[Extracted records]
-=-=-=-=-

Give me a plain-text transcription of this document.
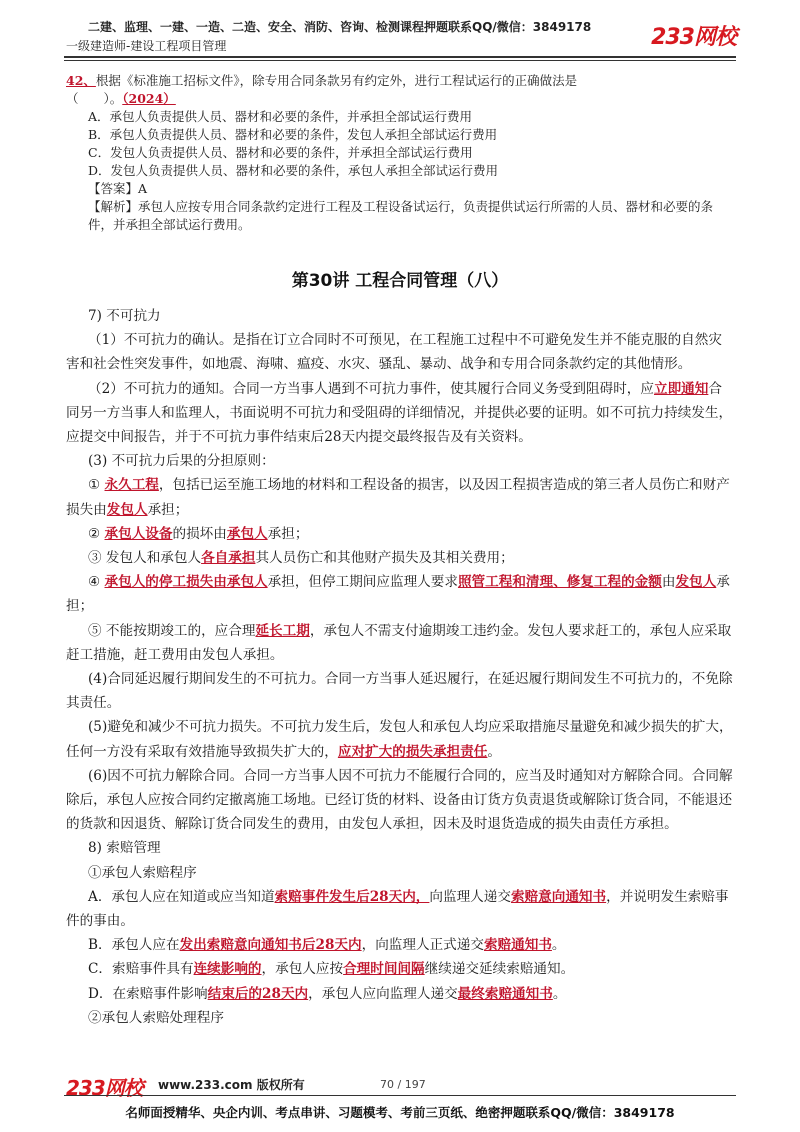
二建、监理、一建、一造、二造、安全、消防、咨询、检测课程押题联系QQ/微信：3849178
一级建造师-建设工程项目管理	233网校

42、根据《标准施工招标文件》，除专用合同条款另有约定外，进行工程试运行的正确做法是

（　　）。（2024）

A．承包人负责提供人员、器材和必要的条件，并承担全部试运行费用

B．承包人负责提供人员、器材和必要的条件，发包人承担全部试运行费用

C．发包人负责提供人员、器材和必要的条件，并承担全部试运行费用

D．发包人负责提供人员、器材和必要的条件，承包人承担全部试运行费用

【答案】A

【解析】承包人应按专用合同条款约定进行工程及工程设备试运行，负责提供试运行所需的人员、器材和必要的条件，并承担全部试运行费用。

第30讲 工程合同管理（八）

7) 不可抗力

（1）不可抗力的确认。是指在订立合同时不可预见，在工程施工过程中不可避免发生并不能克服的自然灾害和社会性突发事件，如地震、海啸、瘟疫、水灾、骚乱、暴动、战争和专用合同条款约定的其他情形。

（2）不可抗力的通知。合同一方当事人遇到不可抗力事件，使其履行合同义务受到阻碍时，应立即通知合同另一方当事人和监理人，书面说明不可抗力和受阻碍的详细情况，并提供必要的证明。如不可抗力持续发生，应提交中间报告，并于不可抗力事件结束后28天内提交最终报告及有关资料。

(3) 不可抗力后果的分担原则：

① 永久工程，包括已运至施工场地的材料和工程设备的损害，以及因工程损害造成的第三者人员伤亡和财产损失由发包人承担；

② 承包人设备的损坏由承包人承担；

③ 发包人和承包人各自承担其人员伤亡和其他财产损失及其相关费用；

④ 承包人的停工损失由承包人承担，但停工期间应监理人要求照管工程和清理、修复工程的金额由发包人承担；

⑤ 不能按期竣工的，应合理延长工期，承包人不需支付逾期竣工违约金。发包人要求赶工的，承包人应采取赶工措施，赶工费用由发包人承担。

(4)合同延迟履行期间发生的不可抗力。合同一方当事人延迟履行，在延迟履行期间发生不可抗力的，不免除其责任。

(5)避免和减少不可抗力损失。不可抗力发生后，发包人和承包人均应采取措施尽量避免和减少损失的扩大，任何一方没有采取有效措施导致损失扩大的，应对扩大的损失承担责任。

(6)因不可抗力解除合同。合同一方当事人因不可抗力不能履行合同的，应当及时通知对方解除合同。合同解除后，承包人应按合同约定撤离施工场地。已经订货的材料、设备由订货方负责退货或解除订货合同，不能退还的货款和因退货、解除订货合同发生的费用，由发包人承担，因未及时退货造成的损失由责任方承担。

8) 索赔管理

①承包人索赔程序

A．承包人应在知道或应当知道索赔事件发生后28天内，向监理人递交索赔意向通知书，并说明发生索赔事件的事由。

B．承包人应在发出索赔意向通知书后28天内，向监理人正式递交索赔通知书。

C．索赔事件具有连续影响的，承包人应按合理时间间隔继续递交延续索赔通知。

D．在索赔事件影响结束后的28天内，承包人应向监理人递交最终索赔通知书。

②承包人索赔处理程序

233网校 www.233.com 版权所有	70 / 197
名师面授精华、央企内训、考点串讲、习题模考、考前三页纸、绝密押题联系QQ/微信：3849178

-=-=-=-=-

Written instruction :: Retype each record exactly as it stands, but do not include the pictures.

Response ::
Give me a plain-text transcription of this document.
二建、监理、一建、一造、二造、安全、消防、咨询、检测课程押题联系QQ/微信：3849178
一级建造师-建设工程项目管理	233网校

42、根据《标准施工招标文件》，除专用合同条款另有约定外，进行工程试运行的正确做法是

（　　）。（2024）

A．承包人负责提供人员、器材和必要的条件，并承担全部试运行费用

B．承包人负责提供人员、器材和必要的条件，发包人承担全部试运行费用

C．发包人负责提供人员、器材和必要的条件，并承担全部试运行费用

D．发包人负责提供人员、器材和必要的条件，承包人承担全部试运行费用

【答案】A

【解析】承包人应按专用合同条款约定进行工程及工程设备试运行，负责提供试运行所需的人员、器材和必要的条件，并承担全部试运行费用。

第30讲 工程合同管理（八）

7) 不可抗力

（1）不可抗力的确认。是指在订立合同时不可预见，在工程施工过程中不可避免发生并不能克服的自然灾害和社会性突发事件，如地震、海啸、瘟疫、水灾、骚乱、暴动、战争和专用合同条款约定的其他情形。

（2）不可抗力的通知。合同一方当事人遇到不可抗力事件，使其履行合同义务受到阻碍时，应立即通知合同另一方当事人和监理人，书面说明不可抗力和受阻碍的详细情况，并提供必要的证明。如不可抗力持续发生，应提交中间报告，并于不可抗力事件结束后28天内提交最终报告及有关资料。

(3) 不可抗力后果的分担原则：

① 永久工程，包括已运至施工场地的材料和工程设备的损害，以及因工程损害造成的第三者人员伤亡和财产损失由发包人承担；

② 承包人设备的损坏由承包人承担；

③ 发包人和承包人各自承担其人员伤亡和其他财产损失及其相关费用；

④ 承包人的停工损失由承包人承担，但停工期间应监理人要求照管工程和清理、修复工程的金额由发包人承担；

⑤ 不能按期竣工的，应合理延长工期，承包人不需支付逾期竣工违约金。发包人要求赶工的，承包人应采取赶工措施，赶工费用由发包人承担。

(4)合同延迟履行期间发生的不可抗力。合同一方当事人延迟履行，在延迟履行期间发生不可抗力的，不免除其责任。

(5)避免和减少不可抗力损失。不可抗力发生后，发包人和承包人均应采取措施尽量避免和减少损失的扩大，任何一方没有采取有效措施导致损失扩大的，应对扩大的损失承担责任。

(6)因不可抗力解除合同。合同一方当事人因不可抗力不能履行合同的，应当及时通知对方解除合同。合同解除后，承包人应按合同约定撤离施工场地。已经订货的材料、设备由订货方负责退货或解除订货合同，不能退还的货款和因退货、解除订货合同发生的费用，由发包人承担，因未及时退货造成的损失由责任方承担。

8) 索赔管理

①承包人索赔程序

A．承包人应在知道或应当知道索赔事件发生后28天内，向监理人递交索赔意向通知书，并说明发生索赔事件的事由。

B．承包人应在发出索赔意向通知书后28天内，向监理人正式递交索赔通知书。

C．索赔事件具有连续影响的，承包人应按合理时间间隔继续递交延续索赔通知。

D．在索赔事件影响结束后的28天内，承包人应向监理人递交最终索赔通知书。

②承包人索赔处理程序

233网校 www.233.com 版权所有	70 / 197
名师面授精华、央企内训、考点串讲、习题模考、考前三页纸、绝密押题联系QQ/微信：3849178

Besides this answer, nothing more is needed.